Copy each line that contains the word "this".

------ LISTING ------

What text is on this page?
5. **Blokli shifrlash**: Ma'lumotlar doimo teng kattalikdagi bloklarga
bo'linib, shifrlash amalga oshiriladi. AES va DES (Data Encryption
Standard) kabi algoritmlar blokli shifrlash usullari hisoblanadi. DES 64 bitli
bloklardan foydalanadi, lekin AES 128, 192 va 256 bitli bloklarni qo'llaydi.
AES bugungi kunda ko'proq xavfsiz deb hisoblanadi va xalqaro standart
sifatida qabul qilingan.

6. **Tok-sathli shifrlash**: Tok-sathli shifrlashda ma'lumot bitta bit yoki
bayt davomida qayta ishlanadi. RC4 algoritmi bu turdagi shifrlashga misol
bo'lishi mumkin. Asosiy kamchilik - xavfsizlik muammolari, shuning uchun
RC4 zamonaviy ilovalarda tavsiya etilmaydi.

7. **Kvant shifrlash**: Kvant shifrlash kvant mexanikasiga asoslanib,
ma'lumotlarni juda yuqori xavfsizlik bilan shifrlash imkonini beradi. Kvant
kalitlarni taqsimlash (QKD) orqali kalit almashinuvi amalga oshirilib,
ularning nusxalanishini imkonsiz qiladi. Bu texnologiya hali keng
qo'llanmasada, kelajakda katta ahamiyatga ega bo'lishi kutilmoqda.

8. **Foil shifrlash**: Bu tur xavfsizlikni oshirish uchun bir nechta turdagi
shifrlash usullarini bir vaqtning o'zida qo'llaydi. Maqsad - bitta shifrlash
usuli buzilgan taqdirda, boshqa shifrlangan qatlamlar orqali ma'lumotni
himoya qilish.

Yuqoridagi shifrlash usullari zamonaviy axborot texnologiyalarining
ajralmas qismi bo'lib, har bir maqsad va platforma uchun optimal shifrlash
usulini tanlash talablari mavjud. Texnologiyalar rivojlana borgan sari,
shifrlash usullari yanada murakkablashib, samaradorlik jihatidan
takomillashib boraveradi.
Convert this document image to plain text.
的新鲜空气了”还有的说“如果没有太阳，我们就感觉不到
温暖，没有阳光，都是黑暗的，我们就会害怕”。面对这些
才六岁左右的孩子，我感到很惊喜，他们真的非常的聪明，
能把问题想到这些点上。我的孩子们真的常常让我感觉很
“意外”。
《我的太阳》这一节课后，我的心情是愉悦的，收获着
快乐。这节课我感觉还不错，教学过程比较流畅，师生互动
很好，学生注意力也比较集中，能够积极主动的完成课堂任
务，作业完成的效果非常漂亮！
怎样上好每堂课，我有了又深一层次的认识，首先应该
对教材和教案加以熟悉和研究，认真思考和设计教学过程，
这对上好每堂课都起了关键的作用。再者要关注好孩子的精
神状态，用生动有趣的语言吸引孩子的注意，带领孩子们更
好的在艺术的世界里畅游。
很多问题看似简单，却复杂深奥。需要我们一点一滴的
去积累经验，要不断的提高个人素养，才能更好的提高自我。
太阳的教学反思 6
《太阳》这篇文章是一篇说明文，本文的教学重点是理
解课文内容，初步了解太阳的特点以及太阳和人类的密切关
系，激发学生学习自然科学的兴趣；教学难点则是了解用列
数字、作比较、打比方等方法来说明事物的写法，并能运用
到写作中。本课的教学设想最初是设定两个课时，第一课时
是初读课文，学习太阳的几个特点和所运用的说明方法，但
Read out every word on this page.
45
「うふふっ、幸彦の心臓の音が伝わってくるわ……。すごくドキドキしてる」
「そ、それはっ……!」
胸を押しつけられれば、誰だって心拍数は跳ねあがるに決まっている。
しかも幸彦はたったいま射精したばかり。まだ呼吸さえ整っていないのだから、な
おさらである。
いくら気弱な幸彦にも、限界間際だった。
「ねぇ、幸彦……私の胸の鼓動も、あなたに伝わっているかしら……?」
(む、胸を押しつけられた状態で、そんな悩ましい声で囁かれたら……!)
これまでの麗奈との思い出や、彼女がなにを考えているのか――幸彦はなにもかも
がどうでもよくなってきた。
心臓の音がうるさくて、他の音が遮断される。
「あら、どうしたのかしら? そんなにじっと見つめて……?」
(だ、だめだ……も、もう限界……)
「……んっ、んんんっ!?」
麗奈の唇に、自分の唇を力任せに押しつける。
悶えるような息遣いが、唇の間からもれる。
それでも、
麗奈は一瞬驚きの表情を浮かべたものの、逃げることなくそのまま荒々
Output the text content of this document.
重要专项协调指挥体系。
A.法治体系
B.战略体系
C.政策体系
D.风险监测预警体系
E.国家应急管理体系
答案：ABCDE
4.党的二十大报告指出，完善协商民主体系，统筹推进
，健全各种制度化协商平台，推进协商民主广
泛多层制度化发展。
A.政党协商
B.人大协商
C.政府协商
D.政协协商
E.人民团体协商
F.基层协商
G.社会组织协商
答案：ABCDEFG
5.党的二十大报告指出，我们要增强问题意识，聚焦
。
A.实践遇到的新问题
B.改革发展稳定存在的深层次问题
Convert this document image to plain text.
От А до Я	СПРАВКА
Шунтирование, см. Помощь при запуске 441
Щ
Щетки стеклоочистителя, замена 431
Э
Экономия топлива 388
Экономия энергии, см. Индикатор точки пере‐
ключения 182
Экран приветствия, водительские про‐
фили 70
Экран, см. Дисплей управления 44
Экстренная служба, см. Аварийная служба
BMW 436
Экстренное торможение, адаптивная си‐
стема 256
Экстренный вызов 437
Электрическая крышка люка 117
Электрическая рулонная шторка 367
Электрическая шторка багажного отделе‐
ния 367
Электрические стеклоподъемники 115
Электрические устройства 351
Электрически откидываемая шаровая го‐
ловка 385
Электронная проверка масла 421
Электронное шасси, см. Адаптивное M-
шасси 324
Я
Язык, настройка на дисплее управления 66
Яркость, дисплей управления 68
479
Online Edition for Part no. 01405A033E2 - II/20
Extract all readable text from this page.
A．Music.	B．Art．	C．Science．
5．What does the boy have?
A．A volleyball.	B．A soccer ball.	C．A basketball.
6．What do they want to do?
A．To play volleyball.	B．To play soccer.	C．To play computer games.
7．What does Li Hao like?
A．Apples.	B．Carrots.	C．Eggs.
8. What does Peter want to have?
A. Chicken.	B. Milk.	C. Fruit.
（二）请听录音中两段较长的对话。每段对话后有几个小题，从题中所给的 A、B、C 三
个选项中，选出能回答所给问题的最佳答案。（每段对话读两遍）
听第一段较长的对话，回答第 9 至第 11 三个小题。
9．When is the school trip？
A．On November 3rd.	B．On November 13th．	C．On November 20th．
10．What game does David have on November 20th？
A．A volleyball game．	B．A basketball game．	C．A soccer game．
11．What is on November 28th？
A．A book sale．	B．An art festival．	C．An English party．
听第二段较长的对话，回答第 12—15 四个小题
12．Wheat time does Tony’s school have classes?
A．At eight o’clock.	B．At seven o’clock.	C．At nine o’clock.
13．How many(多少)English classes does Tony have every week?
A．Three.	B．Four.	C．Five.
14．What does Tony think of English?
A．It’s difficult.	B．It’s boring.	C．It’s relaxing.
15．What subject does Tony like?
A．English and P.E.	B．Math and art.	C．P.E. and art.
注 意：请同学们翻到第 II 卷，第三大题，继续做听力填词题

------

**WORKED SOLUTION:**
What text is on this page?
Convert this document image to plain text.
Read out every word on this page.
Output the text content of this document.
Convert this document image to plain text.
Extract all readable text from this page.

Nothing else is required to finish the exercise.